→ Written task:
Repeat the data below exactly, dropping any pictures it holds.

→ Provided information:
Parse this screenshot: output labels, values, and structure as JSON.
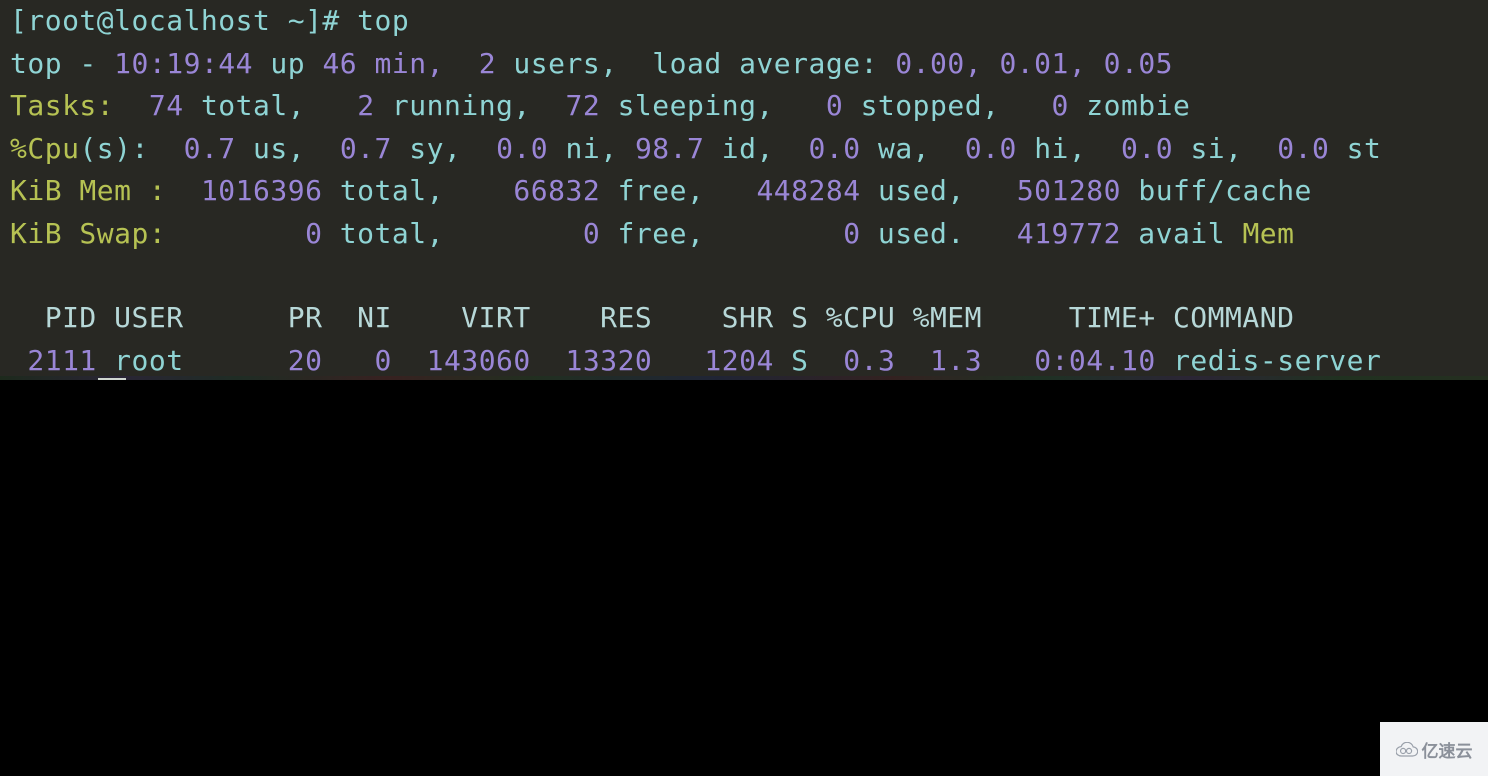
{
  "terminal": {
    "background_color": "#282823",
    "colors": {
      "cyan": "#8fd4d4",
      "purple": "#9a86d6",
      "yellow_green": "#b6c253",
      "white": "#e8e8e8",
      "header": "#b7d8d8"
    },
    "prompt_line": {
      "prompt": "[root@localhost ~]# ",
      "command": "top"
    },
    "summary": {
      "uptime_line": {
        "program": "top -",
        "time": "10:19:44",
        "up_label": "up",
        "uptime": "46 min,",
        "users_count": "2",
        "users_label": "users,",
        "load_label": "load average:",
        "load_1": "0.00,",
        "load_5": "0.01,",
        "load_15": "0.05"
      },
      "tasks_line": {
        "label": "Tasks:",
        "total_value": "74",
        "total_label": "total,",
        "running_value": "2",
        "running_label": "running,",
        "sleeping_value": "72",
        "sleeping_label": "sleeping,",
        "stopped_value": "0",
        "stopped_label": "stopped,",
        "zombie_value": "0",
        "zombie_label": "zombie"
      },
      "cpu_line": {
        "label": "%Cpu",
        "label_suffix": "(s):",
        "us_value": "0.7",
        "us_label": "us,",
        "sy_value": "0.7",
        "sy_label": "sy,",
        "ni_value": "0.0",
        "ni_label": "ni,",
        "id_value": "98.7",
        "id_label": "id,",
        "wa_value": "0.0",
        "wa_label": "wa,",
        "hi_value": "0.0",
        "hi_label": "hi,",
        "si_value": "0.0",
        "si_label": "si,",
        "st_value": "0.0",
        "st_label": "st"
      },
      "mem_line": {
        "label": "KiB Mem :",
        "total_value": "1016396",
        "total_label": "total,",
        "free_value": "66832",
        "free_label": "free,",
        "used_value": "448284",
        "used_label": "used,",
        "buff_value": "501280",
        "buff_label": "buff/cache"
      },
      "swap_line": {
        "label": "KiB Swap:",
        "total_value": "0",
        "total_label": "total,",
        "free_value": "0",
        "free_label": "free,",
        "used_value": "0",
        "used_label": "used.",
        "avail_value": "419772",
        "avail_label": "avail",
        "avail_suffix": "Mem"
      }
    },
    "process_table": {
      "headers": [
        "PID",
        "USER",
        "PR",
        "NI",
        "VIRT",
        "RES",
        "SHR",
        "S",
        "%CPU",
        "%MEM",
        "TIME+",
        "COMMAND"
      ],
      "header_line": "  PID USER      PR  NI    VIRT    RES    SHR S %CPU %MEM     TIME+ COMMAND",
      "rows": [
        {
          "pid": "2111",
          "user": "root",
          "pr": "20",
          "ni": "0",
          "virt": "143060",
          "res": "13320",
          "shr": "1204",
          "s": "S",
          "cpu": "0.3",
          "mem": "1.3",
          "time": "0:04.10",
          "command": "redis-server"
        }
      ]
    }
  },
  "watermark": {
    "icon": "cloud-icon",
    "text": "亿速云"
  }
}
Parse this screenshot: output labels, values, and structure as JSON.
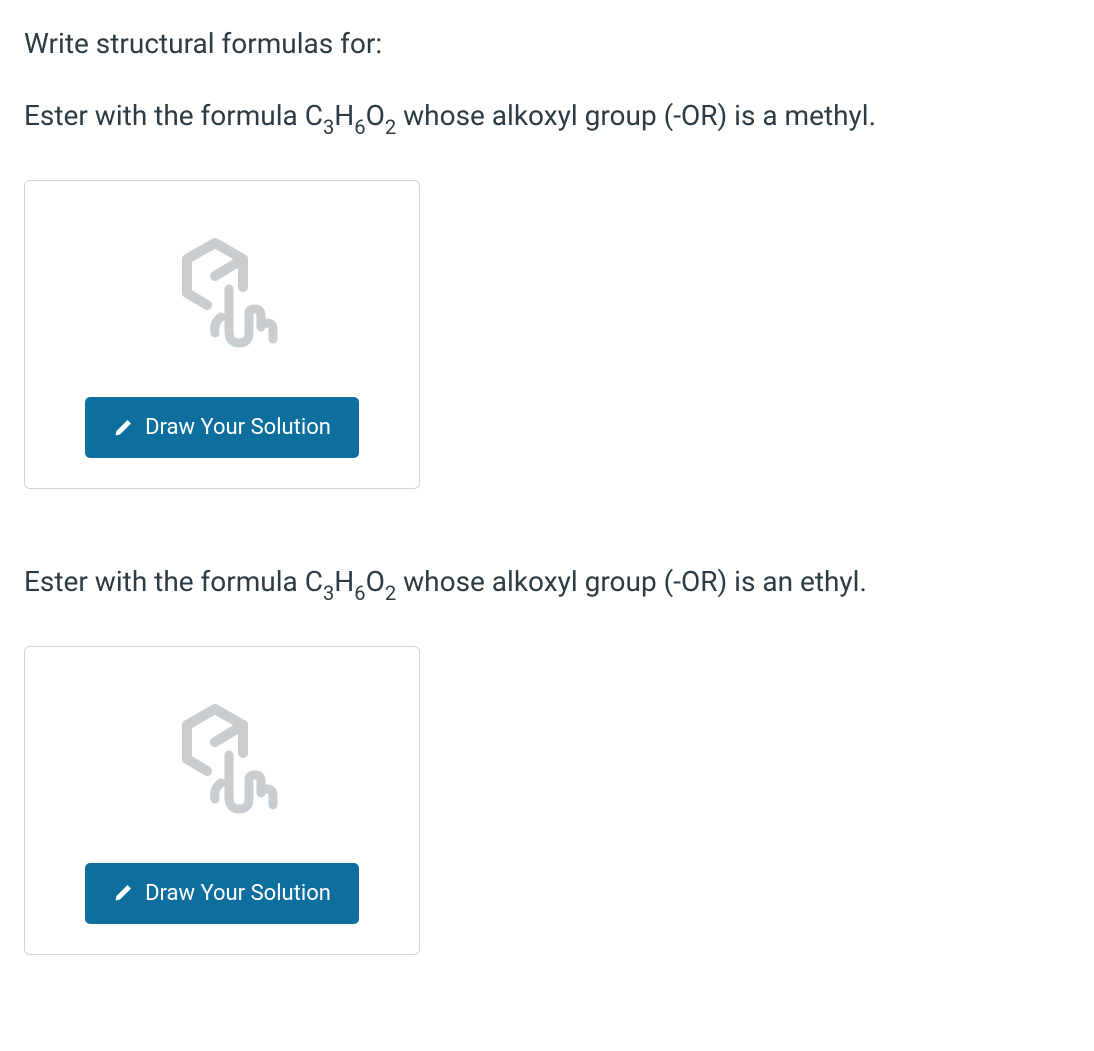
{
  "intro": "Write structural formulas for:",
  "questions": [
    {
      "prefix": "Ester with the formula C",
      "sub1": "3",
      "mid1": "H",
      "sub2": "6",
      "mid2": "O",
      "sub3": "2",
      "suffix": " whose alkoxyl group (-OR) is a methyl.",
      "button_label": "Draw Your Solution"
    },
    {
      "prefix": "Ester with the formula C",
      "sub1": "3",
      "mid1": "H",
      "sub2": "6",
      "mid2": "O",
      "sub3": "2",
      "suffix": " whose alkoxyl group (-OR) is an ethyl.",
      "button_label": "Draw Your Solution"
    }
  ],
  "colors": {
    "text": "#2d3b45",
    "button_bg": "#0e6e9e",
    "card_border": "#d0d4d8",
    "icon": "#c7cdd1"
  }
}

→ Response below:
Parse this screenshot: output labels, values, and structure as JSON.
{
  "terminal": {
    "background_color": "#282823",
    "colors": {
      "cyan": "#8fd4d4",
      "purple": "#9a86d6",
      "yellow_green": "#b6c253",
      "white": "#e8e8e8",
      "header": "#b7d8d8"
    },
    "prompt_line": {
      "prompt": "[root@localhost ~]# ",
      "command": "top"
    },
    "summary": {
      "uptime_line": {
        "program": "top -",
        "time": "10:19:44",
        "up_label": "up",
        "uptime": "46 min,",
        "users_count": "2",
        "users_label": "users,",
        "load_label": "load average:",
        "load_1": "0.00,",
        "load_5": "0.01,",
        "load_15": "0.05"
      },
      "tasks_line": {
        "label": "Tasks:",
        "total_value": "74",
        "total_label": "total,",
        "running_value": "2",
        "running_label": "running,",
        "sleeping_value": "72",
        "sleeping_label": "sleeping,",
        "stopped_value": "0",
        "stopped_label": "stopped,",
        "zombie_value": "0",
        "zombie_label": "zombie"
      },
      "cpu_line": {
        "label": "%Cpu",
        "label_suffix": "(s):",
        "us_value": "0.7",
        "us_label": "us,",
        "sy_value": "0.7",
        "sy_label": "sy,",
        "ni_value": "0.0",
        "ni_label": "ni,",
        "id_value": "98.7",
        "id_label": "id,",
        "wa_value": "0.0",
        "wa_label": "wa,",
        "hi_value": "0.0",
        "hi_label": "hi,",
        "si_value": "0.0",
        "si_label": "si,",
        "st_value": "0.0",
        "st_label": "st"
      },
      "mem_line": {
        "label": "KiB Mem :",
        "total_value": "1016396",
        "total_label": "total,",
        "free_value": "66832",
        "free_label": "free,",
        "used_value": "448284",
        "used_label": "used,",
        "buff_value": "501280",
        "buff_label": "buff/cache"
      },
      "swap_line": {
        "label": "KiB Swap:",
        "total_value": "0",
        "total_label": "total,",
        "free_value": "0",
        "free_label": "free,",
        "used_value": "0",
        "used_label": "used.",
        "avail_value": "419772",
        "avail_label": "avail",
        "avail_suffix": "Mem"
      }
    },
    "process_table": {
      "headers": [
        "PID",
        "USER",
        "PR",
        "NI",
        "VIRT",
        "RES",
        "SHR",
        "S",
        "%CPU",
        "%MEM",
        "TIME+",
        "COMMAND"
      ],
      "header_line": "  PID USER      PR  NI    VIRT    RES    SHR S %CPU %MEM     TIME+ COMMAND",
      "rows": [
        {
          "pid": "2111",
          "user": "root",
          "pr": "20",
          "ni": "0",
          "virt": "143060",
          "res": "13320",
          "shr": "1204",
          "s": "S",
          "cpu": "0.3",
          "mem": "1.3",
          "time": "0:04.10",
          "command": "redis-server"
        }
      ]
    }
  },
  "watermark": {
    "icon": "cloud-icon",
    "text": "亿速云"
  }
}
Parse this screenshot: output labels, values, and structure as JSON.
{
  "intro": "Write structural formulas for:",
  "questions": [
    {
      "prefix": "Ester with the formula C",
      "sub1": "3",
      "mid1": "H",
      "sub2": "6",
      "mid2": "O",
      "sub3": "2",
      "suffix": " whose alkoxyl group (-OR) is a methyl.",
      "button_label": "Draw Your Solution"
    },
    {
      "prefix": "Ester with the formula C",
      "sub1": "3",
      "mid1": "H",
      "sub2": "6",
      "mid2": "O",
      "sub3": "2",
      "suffix": " whose alkoxyl group (-OR) is an ethyl.",
      "button_label": "Draw Your Solution"
    }
  ],
  "colors": {
    "text": "#2d3b45",
    "button_bg": "#0e6e9e",
    "card_border": "#d0d4d8",
    "icon": "#c7cdd1"
  }
}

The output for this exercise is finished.